>> start Exercise materials

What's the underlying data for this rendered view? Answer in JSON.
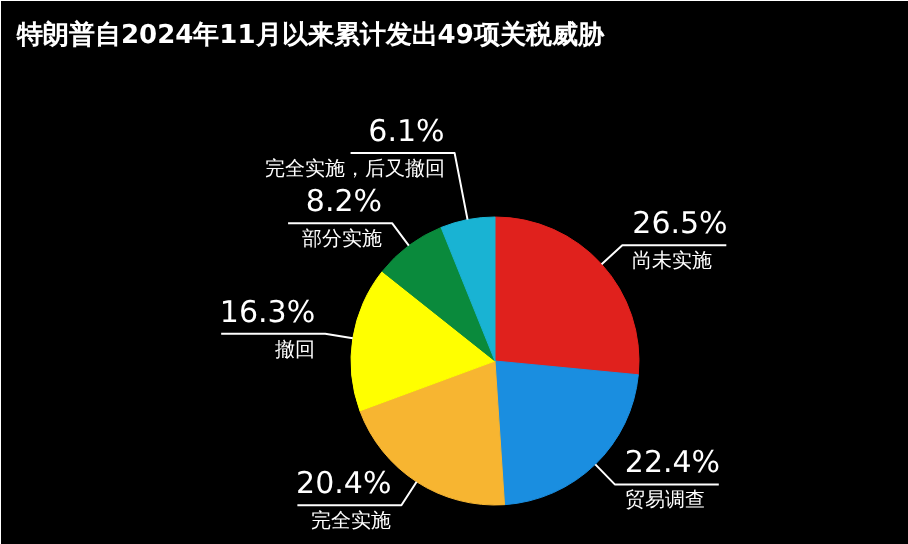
{
  "chart_data": {
    "type": "pie",
    "title": "特朗普自2024年11月以来累计发出49项关税威胁",
    "categories": [
      "尚未实施",
      "贸易调查",
      "完全实施",
      "撤回",
      "部分实施",
      "完全实施，后又撤回"
    ],
    "values": [
      26.5,
      22.4,
      20.4,
      16.3,
      8.2,
      6.1
    ],
    "colors": [
      "#e0211d",
      "#1a8ee0",
      "#f7b531",
      "#ffff00",
      "#0a8a3c",
      "#19b3d3"
    ],
    "value_labels": [
      "26.5%",
      "22.4%",
      "20.4%",
      "16.3%",
      "8.2%",
      "6.1%"
    ]
  }
}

>> end Exercise materials

Write out each line of the data exactly; the images should be left out.

### Output
What's the underlying data for this rendered view? Answer in JSON.
{
  "chart_data": {
    "type": "pie",
    "title": "特朗普自2024年11月以来累计发出49项关税威胁",
    "categories": [
      "尚未实施",
      "贸易调查",
      "完全实施",
      "撤回",
      "部分实施",
      "完全实施，后又撤回"
    ],
    "values": [
      26.5,
      22.4,
      20.4,
      16.3,
      8.2,
      6.1
    ],
    "colors": [
      "#e0211d",
      "#1a8ee0",
      "#f7b531",
      "#ffff00",
      "#0a8a3c",
      "#19b3d3"
    ],
    "value_labels": [
      "26.5%",
      "22.4%",
      "20.4%",
      "16.3%",
      "8.2%",
      "6.1%"
    ]
  }
}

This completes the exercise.